■ **TASK DESCRIPTION**:
Identify all lines of the data containing the string "coordinar" and copy them.
>>
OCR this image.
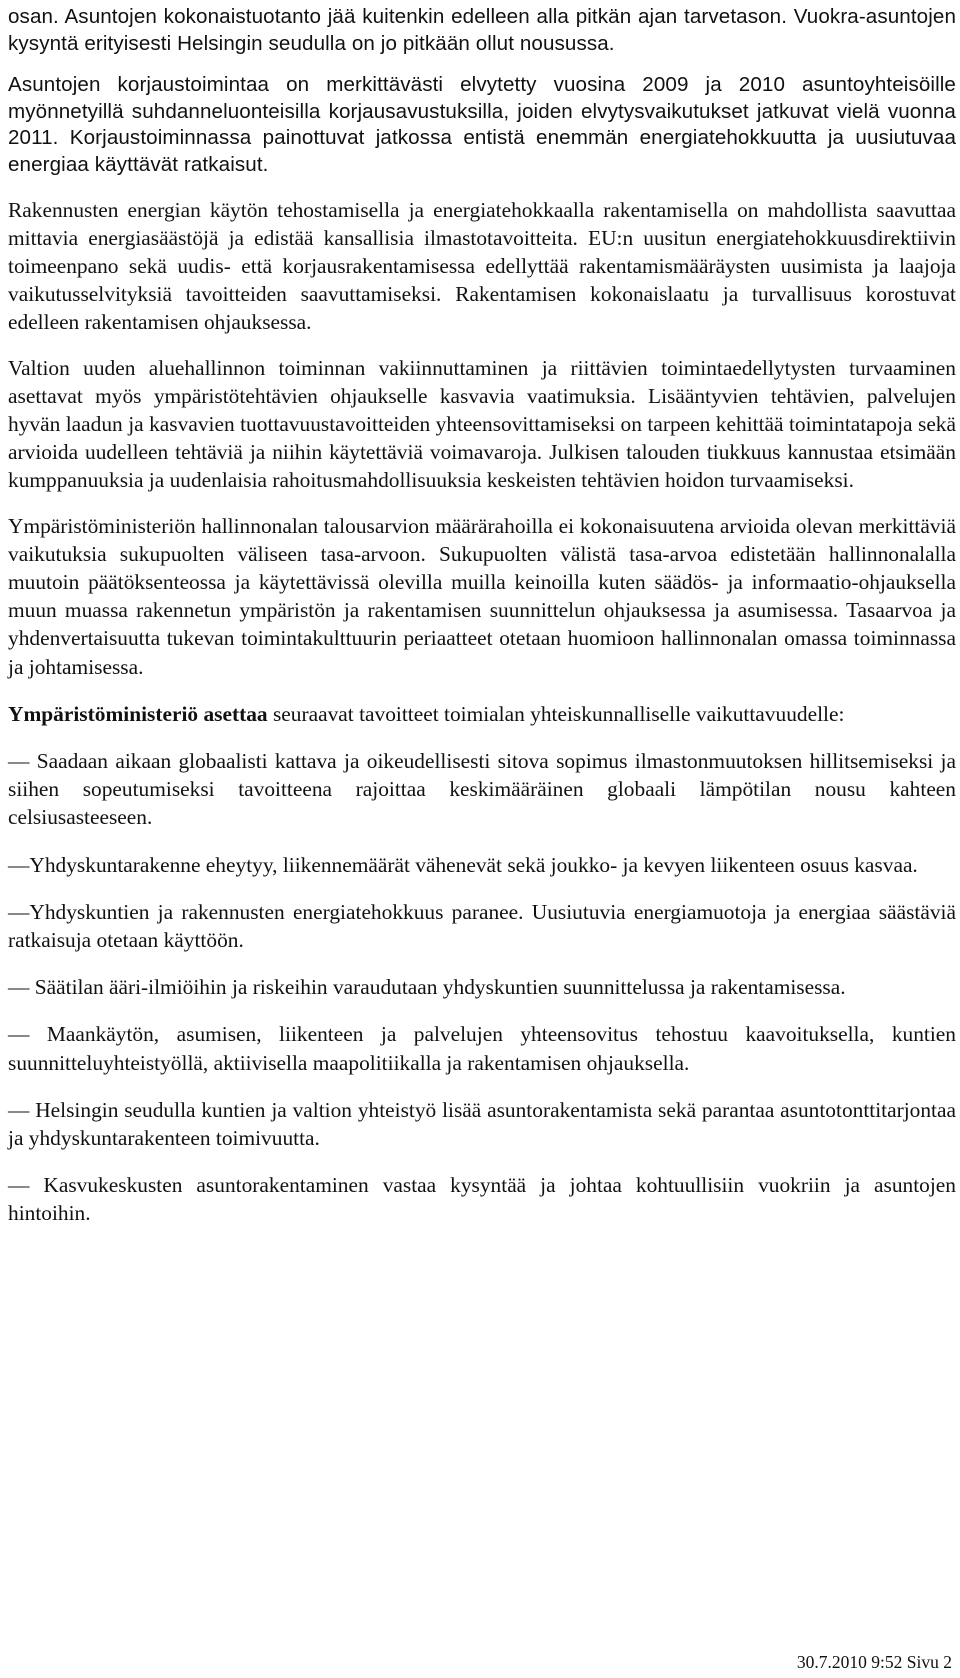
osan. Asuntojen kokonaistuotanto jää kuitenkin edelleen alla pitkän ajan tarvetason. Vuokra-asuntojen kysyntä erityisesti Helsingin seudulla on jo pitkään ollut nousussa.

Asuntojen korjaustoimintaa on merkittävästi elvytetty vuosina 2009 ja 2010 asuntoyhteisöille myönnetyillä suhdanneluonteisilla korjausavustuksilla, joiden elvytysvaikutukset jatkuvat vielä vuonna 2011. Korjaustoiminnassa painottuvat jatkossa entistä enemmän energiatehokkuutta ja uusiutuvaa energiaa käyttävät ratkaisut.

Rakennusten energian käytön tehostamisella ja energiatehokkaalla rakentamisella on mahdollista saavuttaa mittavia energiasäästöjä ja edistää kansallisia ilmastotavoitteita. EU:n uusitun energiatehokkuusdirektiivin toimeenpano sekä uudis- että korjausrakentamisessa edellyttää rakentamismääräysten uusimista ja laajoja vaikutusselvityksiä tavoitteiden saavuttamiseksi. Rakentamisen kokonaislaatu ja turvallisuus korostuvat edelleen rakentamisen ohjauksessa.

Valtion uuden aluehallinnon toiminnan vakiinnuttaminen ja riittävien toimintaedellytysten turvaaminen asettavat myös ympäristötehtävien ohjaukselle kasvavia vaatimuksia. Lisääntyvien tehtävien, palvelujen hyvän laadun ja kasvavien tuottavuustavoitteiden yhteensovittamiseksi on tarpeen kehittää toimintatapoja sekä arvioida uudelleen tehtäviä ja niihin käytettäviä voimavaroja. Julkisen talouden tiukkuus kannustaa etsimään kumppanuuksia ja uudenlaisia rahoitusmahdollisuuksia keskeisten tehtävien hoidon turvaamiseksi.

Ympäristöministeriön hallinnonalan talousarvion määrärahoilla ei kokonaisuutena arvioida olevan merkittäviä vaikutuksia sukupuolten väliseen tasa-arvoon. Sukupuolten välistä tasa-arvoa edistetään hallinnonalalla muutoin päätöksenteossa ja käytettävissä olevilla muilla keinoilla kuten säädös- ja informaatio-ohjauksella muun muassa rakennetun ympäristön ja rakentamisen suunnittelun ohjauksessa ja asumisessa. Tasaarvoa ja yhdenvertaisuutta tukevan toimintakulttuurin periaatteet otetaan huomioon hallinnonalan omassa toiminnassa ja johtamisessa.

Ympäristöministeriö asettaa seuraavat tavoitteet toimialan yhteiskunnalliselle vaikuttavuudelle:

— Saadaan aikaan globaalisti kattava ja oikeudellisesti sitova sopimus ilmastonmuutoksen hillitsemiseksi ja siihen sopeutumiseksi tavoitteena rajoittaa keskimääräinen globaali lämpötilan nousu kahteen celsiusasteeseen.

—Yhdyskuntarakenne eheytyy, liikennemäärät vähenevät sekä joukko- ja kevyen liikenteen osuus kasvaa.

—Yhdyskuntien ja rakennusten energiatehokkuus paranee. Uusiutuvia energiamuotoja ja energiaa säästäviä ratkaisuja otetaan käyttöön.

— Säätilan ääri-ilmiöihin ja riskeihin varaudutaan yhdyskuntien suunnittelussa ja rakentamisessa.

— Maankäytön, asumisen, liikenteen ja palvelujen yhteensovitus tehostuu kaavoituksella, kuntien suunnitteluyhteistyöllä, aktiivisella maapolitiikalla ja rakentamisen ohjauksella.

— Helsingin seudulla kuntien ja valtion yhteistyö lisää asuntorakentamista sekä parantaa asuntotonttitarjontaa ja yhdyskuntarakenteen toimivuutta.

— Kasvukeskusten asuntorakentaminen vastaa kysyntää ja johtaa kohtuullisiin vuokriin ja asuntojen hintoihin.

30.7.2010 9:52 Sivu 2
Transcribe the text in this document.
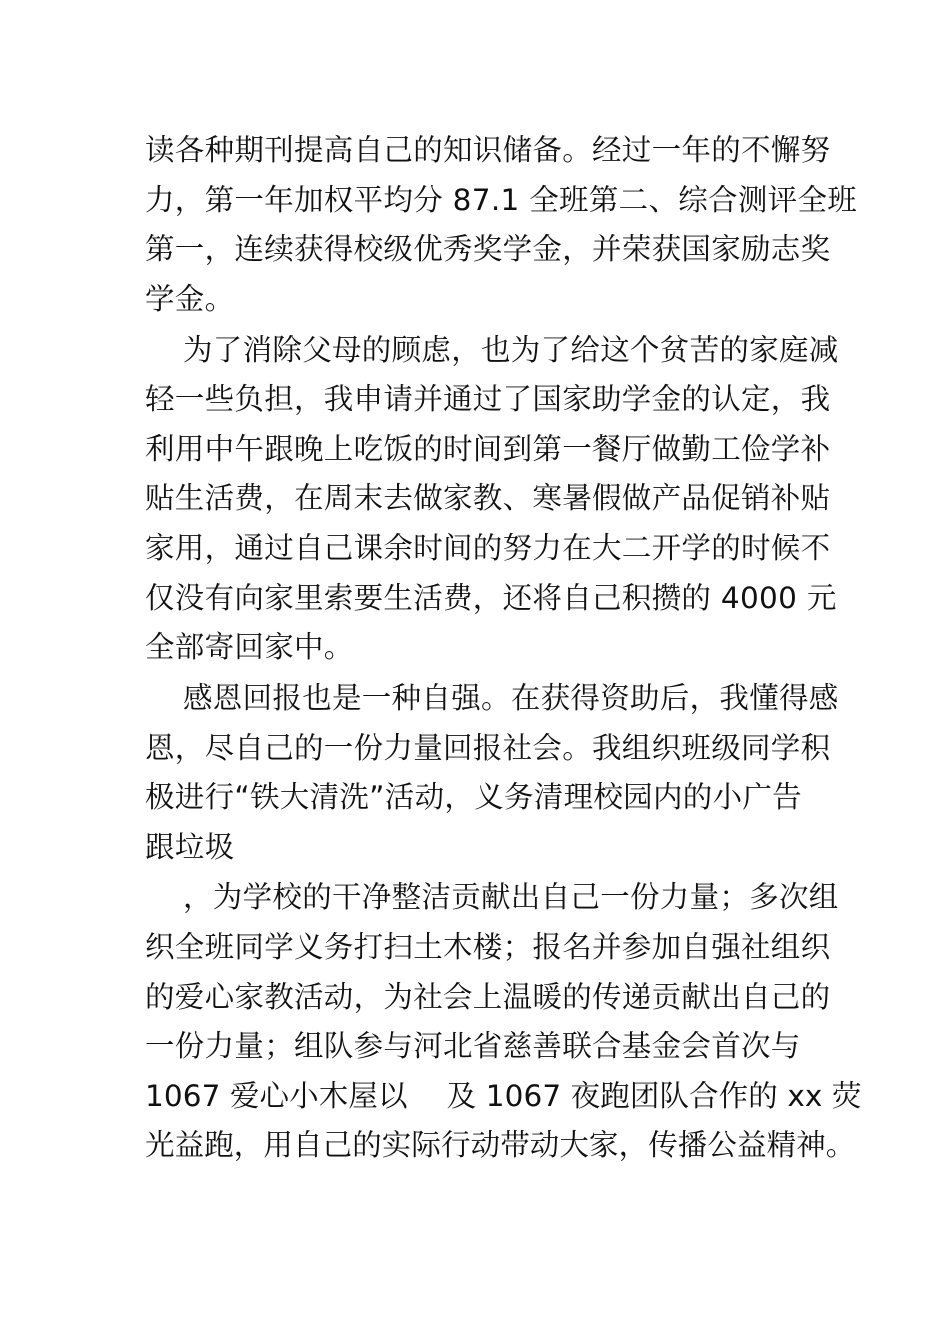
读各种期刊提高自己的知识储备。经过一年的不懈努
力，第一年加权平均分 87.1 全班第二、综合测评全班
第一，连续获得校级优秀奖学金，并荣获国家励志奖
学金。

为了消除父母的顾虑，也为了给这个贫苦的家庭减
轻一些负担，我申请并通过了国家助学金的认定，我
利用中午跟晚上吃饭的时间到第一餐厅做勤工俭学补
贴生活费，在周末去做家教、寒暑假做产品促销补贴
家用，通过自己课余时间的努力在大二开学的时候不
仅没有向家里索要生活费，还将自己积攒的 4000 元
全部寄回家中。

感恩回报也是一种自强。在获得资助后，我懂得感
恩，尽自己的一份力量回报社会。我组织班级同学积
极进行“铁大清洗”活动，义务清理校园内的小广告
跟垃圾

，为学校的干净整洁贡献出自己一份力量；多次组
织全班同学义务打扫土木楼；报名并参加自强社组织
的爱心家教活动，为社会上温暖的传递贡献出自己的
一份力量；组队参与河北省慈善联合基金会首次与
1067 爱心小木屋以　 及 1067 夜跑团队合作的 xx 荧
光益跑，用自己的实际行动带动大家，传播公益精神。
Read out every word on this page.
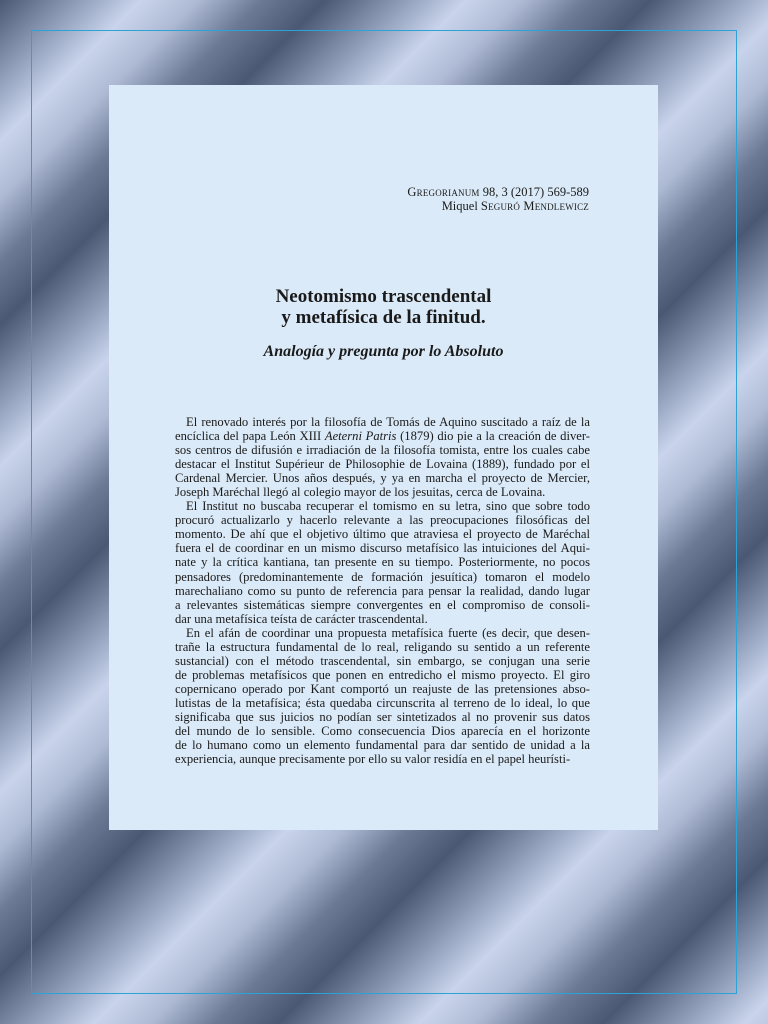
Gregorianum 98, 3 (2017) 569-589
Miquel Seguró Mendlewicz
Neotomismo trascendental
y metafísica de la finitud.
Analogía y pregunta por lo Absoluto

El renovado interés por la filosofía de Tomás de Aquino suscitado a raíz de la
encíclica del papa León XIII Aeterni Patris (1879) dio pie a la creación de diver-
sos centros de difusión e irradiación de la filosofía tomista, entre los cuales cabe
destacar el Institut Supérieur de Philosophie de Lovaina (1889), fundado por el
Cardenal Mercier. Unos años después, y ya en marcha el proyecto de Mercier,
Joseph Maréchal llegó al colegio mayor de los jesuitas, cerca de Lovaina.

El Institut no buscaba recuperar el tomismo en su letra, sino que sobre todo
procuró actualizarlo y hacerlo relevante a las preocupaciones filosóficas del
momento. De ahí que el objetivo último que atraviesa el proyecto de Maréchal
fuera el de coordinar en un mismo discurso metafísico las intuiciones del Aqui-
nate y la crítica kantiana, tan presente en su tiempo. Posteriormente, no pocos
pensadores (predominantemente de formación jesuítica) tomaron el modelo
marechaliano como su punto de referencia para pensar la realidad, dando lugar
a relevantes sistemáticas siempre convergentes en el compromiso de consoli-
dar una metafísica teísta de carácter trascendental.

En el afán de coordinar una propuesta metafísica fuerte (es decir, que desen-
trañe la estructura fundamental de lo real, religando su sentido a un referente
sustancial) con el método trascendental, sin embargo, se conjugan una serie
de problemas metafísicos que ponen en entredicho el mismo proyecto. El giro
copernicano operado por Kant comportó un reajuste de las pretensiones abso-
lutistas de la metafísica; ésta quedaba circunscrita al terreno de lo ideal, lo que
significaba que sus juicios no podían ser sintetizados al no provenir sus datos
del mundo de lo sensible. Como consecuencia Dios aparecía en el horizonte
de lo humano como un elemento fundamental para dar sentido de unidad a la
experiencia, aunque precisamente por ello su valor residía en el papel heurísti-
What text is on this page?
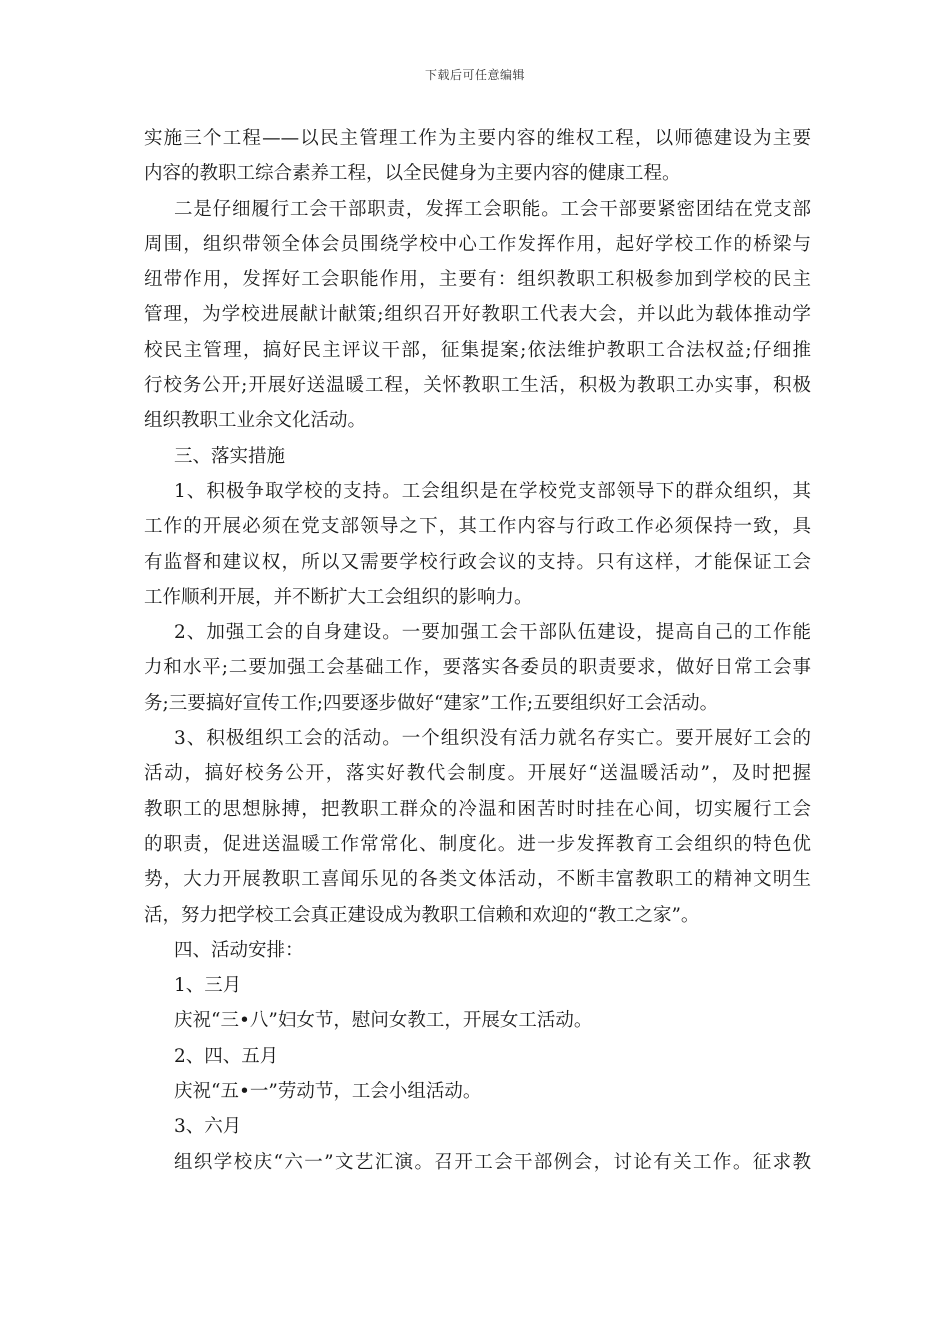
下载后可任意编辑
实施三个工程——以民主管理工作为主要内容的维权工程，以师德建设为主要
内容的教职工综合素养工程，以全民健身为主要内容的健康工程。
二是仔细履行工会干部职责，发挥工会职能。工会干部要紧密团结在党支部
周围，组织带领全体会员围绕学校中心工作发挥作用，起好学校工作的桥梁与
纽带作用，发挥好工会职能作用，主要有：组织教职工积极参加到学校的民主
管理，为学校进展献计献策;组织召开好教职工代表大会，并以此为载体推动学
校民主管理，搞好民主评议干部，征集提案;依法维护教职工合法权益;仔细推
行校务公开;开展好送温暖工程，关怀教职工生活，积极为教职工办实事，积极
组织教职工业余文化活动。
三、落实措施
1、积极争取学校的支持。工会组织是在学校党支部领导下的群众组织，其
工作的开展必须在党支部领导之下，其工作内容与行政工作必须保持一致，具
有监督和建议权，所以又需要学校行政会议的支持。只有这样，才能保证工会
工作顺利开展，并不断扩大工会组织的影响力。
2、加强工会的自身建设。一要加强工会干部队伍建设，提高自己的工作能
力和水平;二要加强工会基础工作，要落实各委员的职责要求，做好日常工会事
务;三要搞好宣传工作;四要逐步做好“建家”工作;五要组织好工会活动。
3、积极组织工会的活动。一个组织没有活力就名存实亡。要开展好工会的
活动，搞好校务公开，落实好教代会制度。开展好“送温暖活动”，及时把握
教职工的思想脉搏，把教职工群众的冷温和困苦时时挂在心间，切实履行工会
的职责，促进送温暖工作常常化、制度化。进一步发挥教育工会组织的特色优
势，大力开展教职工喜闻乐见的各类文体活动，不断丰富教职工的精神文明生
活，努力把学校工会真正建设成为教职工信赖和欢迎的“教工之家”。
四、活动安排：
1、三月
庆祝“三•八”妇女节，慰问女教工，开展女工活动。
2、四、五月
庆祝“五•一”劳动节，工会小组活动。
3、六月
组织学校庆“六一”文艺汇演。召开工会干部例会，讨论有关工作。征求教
<<
■ **EXPECTED ANSWER**:
fuera el de coordinar en un mismo discurso metafísico las intuiciones del Aqui-
En el afán de coordinar una propuesta metafísica fuerte (es decir, que desen-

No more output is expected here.